Stored data:
━━━━━━━━━━━━━━━━━━━━━━━━━━━━━━

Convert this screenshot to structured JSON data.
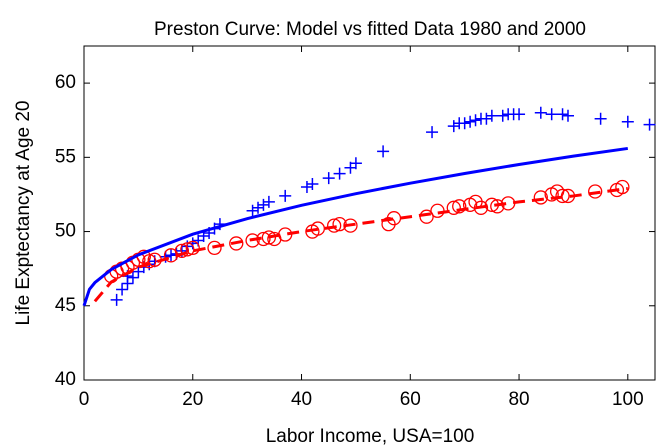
{
  "chart_data": {
    "type": "scatter",
    "title": "Preston Curve: Model vs fitted Data 1980 and 2000",
    "x_label": "Labor Income, USA=100",
    "y_label": "Life Exptectancy at Age 20",
    "xlim": [
      0,
      105
    ],
    "ylim": [
      40,
      62.5
    ],
    "xticks": [
      0,
      20,
      40,
      60,
      80,
      100
    ],
    "yticks": [
      40,
      45,
      50,
      55,
      60
    ],
    "series": [
      {
        "type": "scatter",
        "marker": "+",
        "color": "#0000ff",
        "x": [
          6,
          7,
          8,
          8,
          9,
          10,
          11,
          12,
          13,
          15,
          16,
          17,
          18,
          19,
          20,
          21,
          22,
          23,
          24,
          25,
          31,
          32,
          33,
          34,
          37,
          41,
          42,
          45,
          47,
          49,
          50,
          55,
          64,
          68,
          69,
          70,
          71,
          72,
          73,
          74,
          75,
          77,
          78,
          79,
          80,
          84,
          86,
          88,
          89,
          95,
          100,
          104
        ],
        "values": [
          45.4,
          46.1,
          46.5,
          47.0,
          46.9,
          47.3,
          47.6,
          47.8,
          48.0,
          48.3,
          48.4,
          48.5,
          48.7,
          49.0,
          49.2,
          49.4,
          49.7,
          49.9,
          50.2,
          50.5,
          51.4,
          51.6,
          51.8,
          52.0,
          52.4,
          53.0,
          53.2,
          53.6,
          53.9,
          54.3,
          54.6,
          55.4,
          56.7,
          57.1,
          57.3,
          57.3,
          57.4,
          57.5,
          57.6,
          57.6,
          57.8,
          57.8,
          57.9,
          57.9,
          57.9,
          58.0,
          57.9,
          57.9,
          57.8,
          57.6,
          57.4,
          57.2
        ]
      },
      {
        "type": "scatter",
        "marker": "o",
        "color": "#ff0000",
        "x": [
          5,
          6,
          7,
          8,
          9,
          10,
          11,
          12,
          13,
          16,
          18,
          19,
          20,
          24,
          28,
          31,
          33,
          34,
          35,
          37,
          42,
          43,
          46,
          47,
          49,
          56,
          57,
          63,
          65,
          68,
          69,
          71,
          72,
          73,
          75,
          76,
          78,
          84,
          86,
          87,
          88,
          89,
          94,
          98,
          99
        ],
        "values": [
          47.0,
          47.3,
          47.5,
          47.6,
          47.9,
          48.1,
          48.3,
          48.0,
          48.1,
          48.4,
          48.7,
          48.8,
          48.9,
          48.9,
          49.2,
          49.4,
          49.5,
          49.6,
          49.5,
          49.8,
          50.0,
          50.2,
          50.4,
          50.5,
          50.4,
          50.5,
          50.9,
          51.0,
          51.4,
          51.6,
          51.7,
          51.8,
          52.0,
          51.6,
          51.8,
          51.7,
          51.9,
          52.3,
          52.5,
          52.7,
          52.4,
          52.4,
          52.7,
          52.8,
          53.0
        ]
      },
      {
        "type": "line",
        "dashed": false,
        "color": "#0000ff",
        "x": [
          0,
          1,
          2,
          5,
          10,
          20,
          30,
          40,
          50,
          60,
          70,
          80,
          90,
          100
        ],
        "values": [
          45,
          46.11,
          46.56,
          47.44,
          48.43,
          49.82,
          50.87,
          51.77,
          52.55,
          53.26,
          53.91,
          54.52,
          55.08,
          55.6
        ]
      },
      {
        "type": "line",
        "dashed": true,
        "color": "#ff0000",
        "x": [
          2,
          5,
          10,
          20,
          30,
          40,
          50,
          60,
          70,
          80,
          90,
          100
        ],
        "values": [
          45.3,
          46.6,
          47.6,
          48.7,
          49.4,
          50.0,
          50.5,
          51.0,
          51.5,
          52.0,
          52.4,
          52.9
        ]
      }
    ]
  }
}
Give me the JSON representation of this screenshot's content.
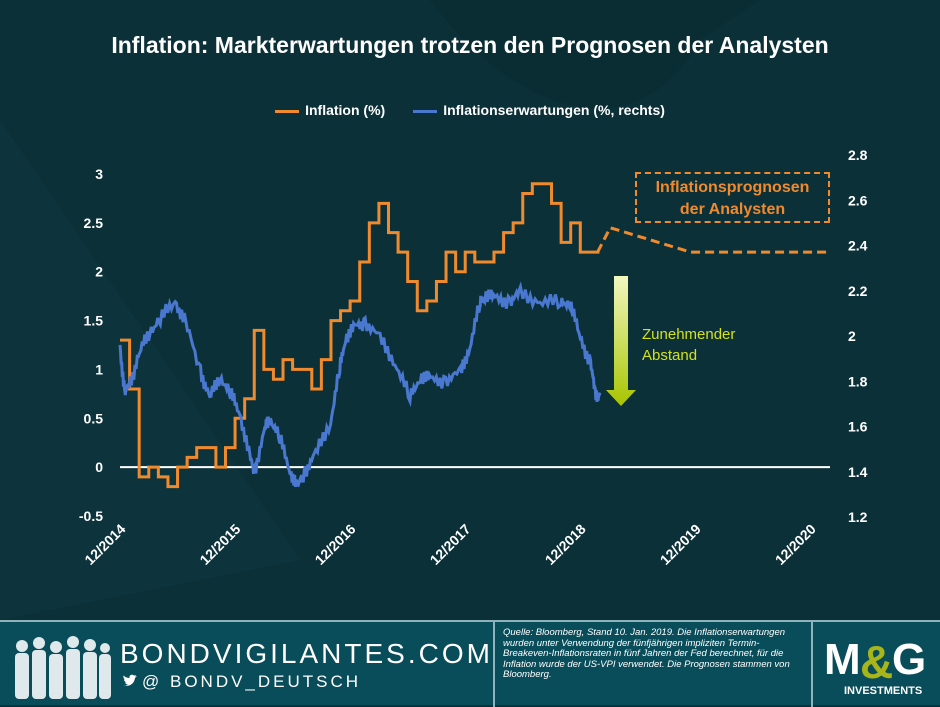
{
  "title": "Inflation: Markterwartungen trotzen den Prognosen der Analysten",
  "colors": {
    "inflation": "#f08a2c",
    "expectations": "#4a78d0",
    "arrow": "#c8d400"
  },
  "annotations": {
    "forecast_line1": "Inflationsprognosen",
    "forecast_line2": "der Analysten",
    "gap_line1": "Zunehmender",
    "gap_line2": "Abstand"
  },
  "footer": {
    "brand": "BONDVIGILANTES.COM",
    "handle": "@ BONDV_DEUTSCH",
    "source": "Quelle: Bloomberg, Stand 10. Jan. 2019. Die Inflationserwartungen wurden unter Verwendung der fünfjährigen impliziten Termin-Breakeven-Inflationsraten in fünf Jahren der Fed berechnet, für die Inflation wurde der US-VPI verwendet. Die Prognosen stammen von Bloomberg.",
    "logo": "M&G",
    "logo_sub": "INVESTMENTS"
  },
  "chart_data": {
    "type": "line",
    "title": "Inflation: Markterwartungen trotzen den Prognosen der Analysten",
    "legend": [
      "Inflation (%)",
      "Inflationserwartungen (%, rechts)"
    ],
    "legend_position": "top",
    "x_ticks": [
      {
        "label": "12/2014",
        "t": 2014.92
      },
      {
        "label": "12/2015",
        "t": 2015.92
      },
      {
        "label": "12/2016",
        "t": 2016.92
      },
      {
        "label": "12/2017",
        "t": 2017.92
      },
      {
        "label": "12/2018",
        "t": 2018.92
      },
      {
        "label": "12/2019",
        "t": 2019.92
      },
      {
        "label": "12/2020",
        "t": 2020.92
      }
    ],
    "xlim": [
      2014.83,
      2021.0
    ],
    "y_left": {
      "ticks": [
        "-0.5",
        "0",
        "0.5",
        "1",
        "1.5",
        "2",
        "2.5",
        "3"
      ],
      "lim": [
        -0.5,
        3
      ]
    },
    "y_right": {
      "ticks": [
        "1.2",
        "1.4",
        "1.6",
        "1.8",
        "2",
        "2.2",
        "2.4",
        "2.6",
        "2.8"
      ],
      "lim": [
        1.2,
        2.8
      ]
    },
    "series": [
      {
        "name": "Inflation (%)",
        "axis": "left",
        "step": true,
        "start": 2014.83,
        "interval_months": 1,
        "values": [
          1.3,
          0.8,
          -0.1,
          0.0,
          -0.1,
          -0.2,
          0.0,
          0.1,
          0.2,
          0.2,
          0.0,
          0.2,
          0.5,
          0.7,
          1.4,
          1.0,
          0.9,
          1.1,
          1.0,
          1.0,
          0.8,
          1.1,
          1.5,
          1.6,
          1.7,
          2.1,
          2.5,
          2.7,
          2.4,
          2.2,
          1.9,
          1.6,
          1.7,
          1.9,
          2.2,
          2.0,
          2.2,
          2.1,
          2.1,
          2.2,
          2.4,
          2.5,
          2.8,
          2.9,
          2.9,
          2.7,
          2.3,
          2.5,
          2.2,
          2.2
        ]
      },
      {
        "name": "Inflationserwartungen (%, rechts)",
        "axis": "right",
        "t": [
          2014.83,
          2014.87,
          2014.92,
          2015.0,
          2015.09,
          2015.18,
          2015.31,
          2015.4,
          2015.53,
          2015.61,
          2015.7,
          2015.79,
          2015.87,
          2015.96,
          2016.0,
          2016.09,
          2016.13,
          2016.22,
          2016.31,
          2016.37,
          2016.44,
          2016.53,
          2016.66,
          2016.74,
          2016.79,
          2016.87,
          2016.96,
          2017.09,
          2017.22,
          2017.35,
          2017.44,
          2017.53,
          2017.66,
          2017.79,
          2017.87,
          2017.96,
          2018.0,
          2018.09,
          2018.22,
          2018.31,
          2018.48,
          2018.66,
          2018.74,
          2018.83,
          2018.92,
          2018.96,
          2019.0
        ],
        "values": [
          1.96,
          1.74,
          1.8,
          1.92,
          2.03,
          2.07,
          2.16,
          2.05,
          1.85,
          1.72,
          1.83,
          1.74,
          1.67,
          1.45,
          1.41,
          1.58,
          1.65,
          1.54,
          1.41,
          1.32,
          1.41,
          1.47,
          1.63,
          1.85,
          2.0,
          2.03,
          2.07,
          1.98,
          1.89,
          1.72,
          1.83,
          1.8,
          1.81,
          1.83,
          1.96,
          2.14,
          2.19,
          2.16,
          2.16,
          2.18,
          2.16,
          2.14,
          2.16,
          1.98,
          1.89,
          1.73,
          1.75
        ]
      },
      {
        "name": "Inflationsprognosen der Analysten",
        "axis": "left",
        "dashed": true,
        "t": [
          2018.98,
          2019.09,
          2019.79,
          2021.0
        ],
        "values": [
          2.2,
          2.45,
          2.2,
          2.2
        ]
      }
    ]
  }
}
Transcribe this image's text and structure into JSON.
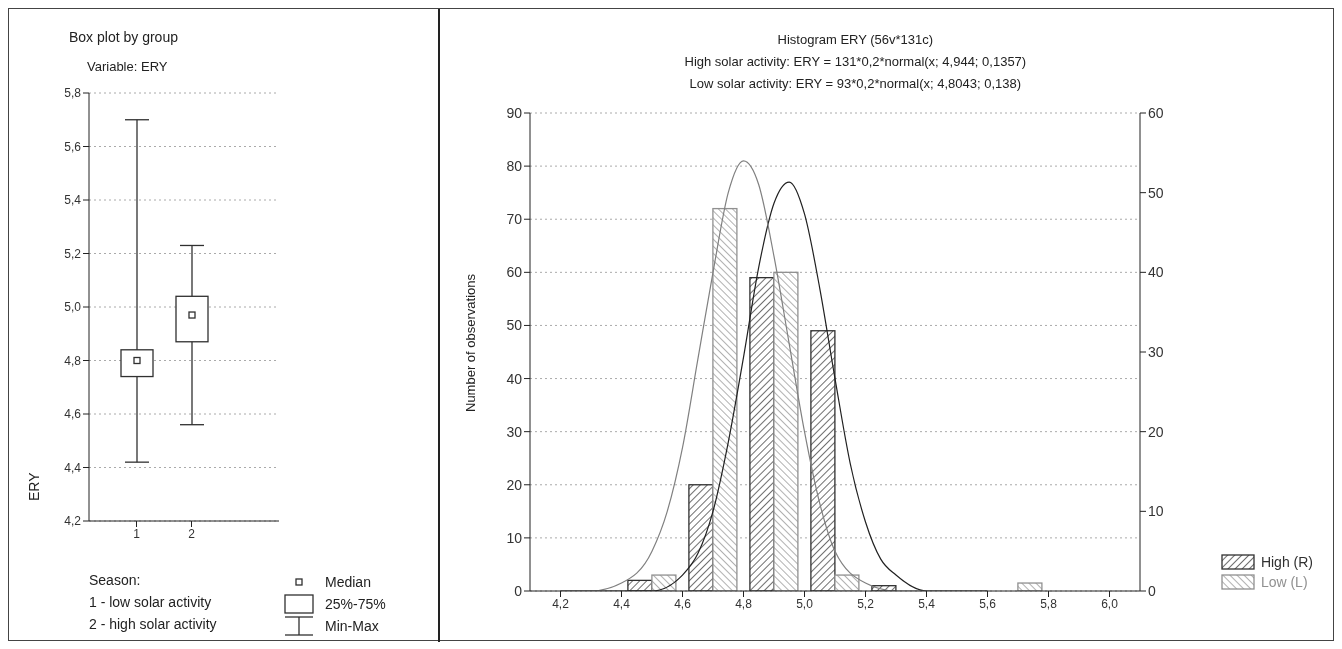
{
  "chart_data": [
    {
      "type": "box",
      "title": "Box plot by group",
      "subtitle": "Variable: ERY",
      "ylabel": "ERY",
      "categories": [
        "1",
        "2"
      ],
      "color": "#303030",
      "boxes": [
        {
          "low": 4.42,
          "q1": 4.74,
          "median": 4.8,
          "q3": 4.84,
          "high": 5.7
        },
        {
          "low": 4.56,
          "q1": 4.87,
          "median": 4.97,
          "q3": 5.04,
          "high": 5.23
        }
      ],
      "ylim": [
        4.2,
        5.8
      ],
      "yticks": [
        {
          "value": 4.2,
          "label": "4,2"
        },
        {
          "value": 4.4,
          "label": "4,4"
        },
        {
          "value": 4.6,
          "label": "4,6"
        },
        {
          "value": 4.8,
          "label": "4,8"
        },
        {
          "value": 5.0,
          "label": "5,0"
        },
        {
          "value": 5.2,
          "label": "5,2"
        },
        {
          "value": 5.4,
          "label": "5,4"
        },
        {
          "value": 5.6,
          "label": "5,6"
        },
        {
          "value": 5.8,
          "label": "5,8"
        }
      ],
      "grid": "y",
      "legend_title": "Season:",
      "annotations": [
        "1 - low solar activity",
        "2 - high solar activity",
        "Median",
        "25%-75%",
        "Min-Max"
      ]
    },
    {
      "type": "histogram",
      "title": "Histogram ERY (56v*131c)",
      "subtitle": "High solar activity: ERY = 131*0,2*normal(x; 4,944; 0,1357)",
      "annotations": [
        "Low solar activity: ERY = 93*0,2*normal(x; 4,8043; 0,138)"
      ],
      "ylabel": "Number of observations",
      "bins": [
        4.2,
        4.4,
        4.6,
        4.8,
        5.0,
        5.2,
        5.4,
        5.6,
        5.8,
        6.0
      ],
      "series": [
        {
          "name": "High (R)",
          "color": "#303030",
          "values": [
            0,
            2,
            20,
            59,
            49,
            1,
            0,
            0,
            0
          ]
        },
        {
          "name": "Low (L)",
          "color": "#909090",
          "axis": "y2",
          "values": [
            0,
            2,
            48,
            40,
            2,
            0,
            0,
            1,
            0
          ]
        },
        {
          "type": "line",
          "color": "#202020",
          "x": [
            4.2,
            4.3,
            4.4,
            4.5,
            4.6,
            4.65,
            4.7,
            4.75,
            4.8,
            4.85,
            4.9,
            4.95,
            5.0,
            5.05,
            5.1,
            5.15,
            5.2,
            5.25,
            5.3,
            5.4,
            5.5,
            5.6
          ],
          "values": [
            0,
            0,
            0,
            0,
            3,
            7,
            15,
            28,
            44,
            61,
            73,
            77,
            71,
            57,
            40,
            24,
            13,
            6,
            3,
            0,
            0,
            0
          ]
        },
        {
          "type": "line",
          "color": "#808080",
          "axis": "y2",
          "x": [
            4.2,
            4.3,
            4.4,
            4.5,
            4.55,
            4.6,
            4.65,
            4.7,
            4.75,
            4.8,
            4.85,
            4.9,
            4.95,
            5.0,
            5.05,
            5.1,
            5.2,
            5.3,
            5.4
          ],
          "values": [
            0,
            0,
            1,
            5,
            10,
            18,
            29,
            40,
            50,
            54,
            51,
            42,
            31,
            20,
            11,
            5,
            1,
            0,
            0
          ]
        }
      ],
      "xlim": [
        4.1,
        6.1
      ],
      "xticks": [
        {
          "value": 4.2,
          "label": "4,2"
        },
        {
          "value": 4.4,
          "label": "4,4"
        },
        {
          "value": 4.6,
          "label": "4,6"
        },
        {
          "value": 4.8,
          "label": "4,8"
        },
        {
          "value": 5.0,
          "label": "5,0"
        },
        {
          "value": 5.2,
          "label": "5,2"
        },
        {
          "value": 5.4,
          "label": "5,4"
        },
        {
          "value": 5.6,
          "label": "5,6"
        },
        {
          "value": 5.8,
          "label": "5,8"
        },
        {
          "value": 6.0,
          "label": "6,0"
        }
      ],
      "ylim": [
        0,
        90
      ],
      "yticks": [
        0,
        10,
        20,
        30,
        40,
        50,
        60,
        70,
        80,
        90
      ],
      "y2lim": [
        0,
        60
      ],
      "y2ticks": [
        0,
        10,
        20,
        30,
        40,
        50,
        60
      ],
      "grid": "y",
      "legend": "bottom right"
    }
  ]
}
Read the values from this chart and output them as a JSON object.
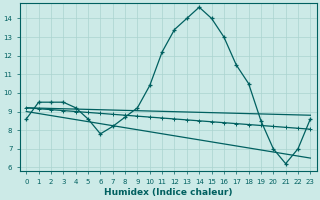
{
  "xlabel": "Humidex (Indice chaleur)",
  "background_color": "#cceae7",
  "grid_color": "#aad4d0",
  "line_color": "#006060",
  "xlim": [
    -0.5,
    23.5
  ],
  "ylim": [
    5.8,
    14.8
  ],
  "yticks": [
    6,
    7,
    8,
    9,
    10,
    11,
    12,
    13,
    14
  ],
  "xticks": [
    0,
    1,
    2,
    3,
    4,
    5,
    6,
    7,
    8,
    9,
    10,
    11,
    12,
    13,
    14,
    15,
    16,
    17,
    18,
    19,
    20,
    21,
    22,
    23
  ],
  "series1_x": [
    0,
    1,
    2,
    3,
    4,
    5,
    6,
    7,
    8,
    9,
    10,
    11,
    12,
    13,
    14,
    15,
    16,
    17,
    18,
    19,
    20,
    21,
    22,
    23
  ],
  "series1_y": [
    8.6,
    9.5,
    9.5,
    9.5,
    9.2,
    8.6,
    7.8,
    8.2,
    8.7,
    9.2,
    10.4,
    12.2,
    13.4,
    14.0,
    14.6,
    14.0,
    13.0,
    11.5,
    10.5,
    8.5,
    7.0,
    6.2,
    7.0,
    8.6
  ],
  "series2_x": [
    0,
    1,
    2,
    3,
    4,
    5,
    6,
    7,
    8,
    9,
    10,
    11,
    12,
    13,
    14,
    15,
    16,
    17,
    18,
    19,
    20,
    21,
    22,
    23
  ],
  "series2_y": [
    9.2,
    9.15,
    9.1,
    9.05,
    9.0,
    8.95,
    8.9,
    8.85,
    8.8,
    8.75,
    8.7,
    8.65,
    8.6,
    8.55,
    8.5,
    8.45,
    8.4,
    8.35,
    8.3,
    8.25,
    8.2,
    8.15,
    8.1,
    8.05
  ],
  "series3_x": [
    0,
    23
  ],
  "series3_y": [
    9.2,
    8.8
  ],
  "series4_x": [
    0,
    23
  ],
  "series4_y": [
    9.0,
    6.5
  ]
}
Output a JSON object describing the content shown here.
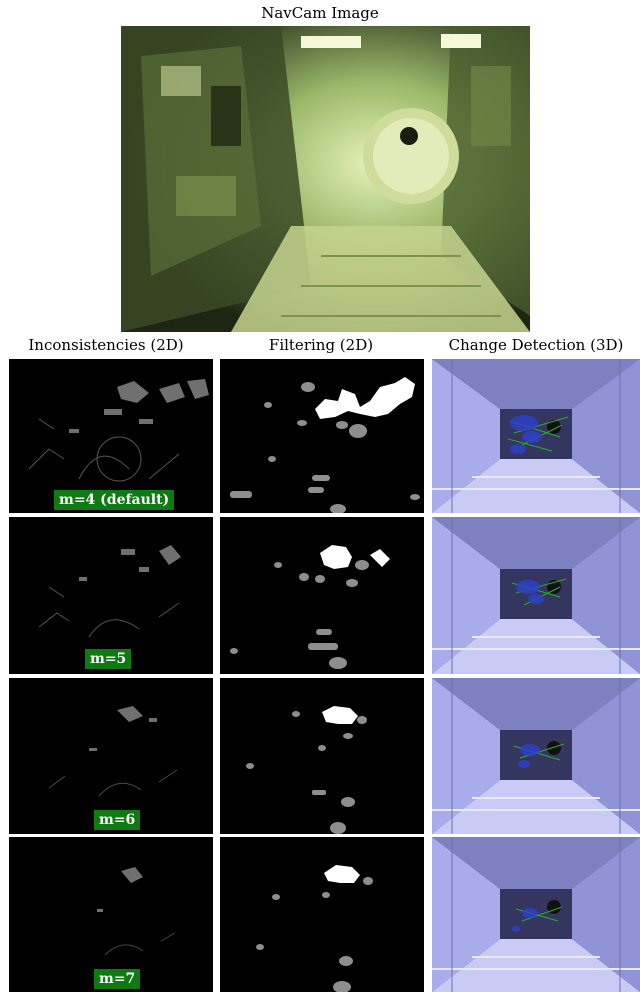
{
  "figure": {
    "top_title": "NavCam Image",
    "columns": [
      {
        "title": "Inconsistencies (2D)"
      },
      {
        "title": "Filtering (2D)"
      },
      {
        "title": "Change Detection (3D)"
      }
    ],
    "rows": [
      {
        "label": "m=4 (default)"
      },
      {
        "label": "m=5"
      },
      {
        "label": "m=6"
      },
      {
        "label": "m=7"
      }
    ]
  },
  "colors": {
    "label_bg": "#0e7a12",
    "navcam_tint": "#9ab86a",
    "render_tint": "#a9aee6"
  }
}
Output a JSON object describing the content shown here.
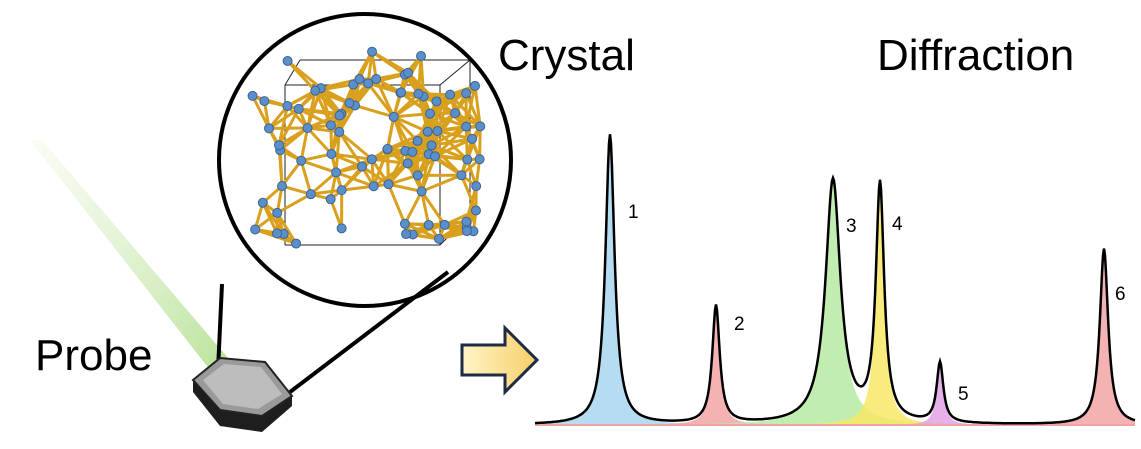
{
  "labels": {
    "crystal": "Crystal",
    "diffraction": "Diffraction",
    "probe": "Probe"
  },
  "peaks": [
    "1",
    "2",
    "3",
    "4",
    "5",
    "6"
  ]
}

━━━━━━━━━━━━━━━━━━━━━━━━━━━━━━

What you will do: Going through the data, tally the lines containing "Markterwartungen" and report only the result.

Exercise output: 2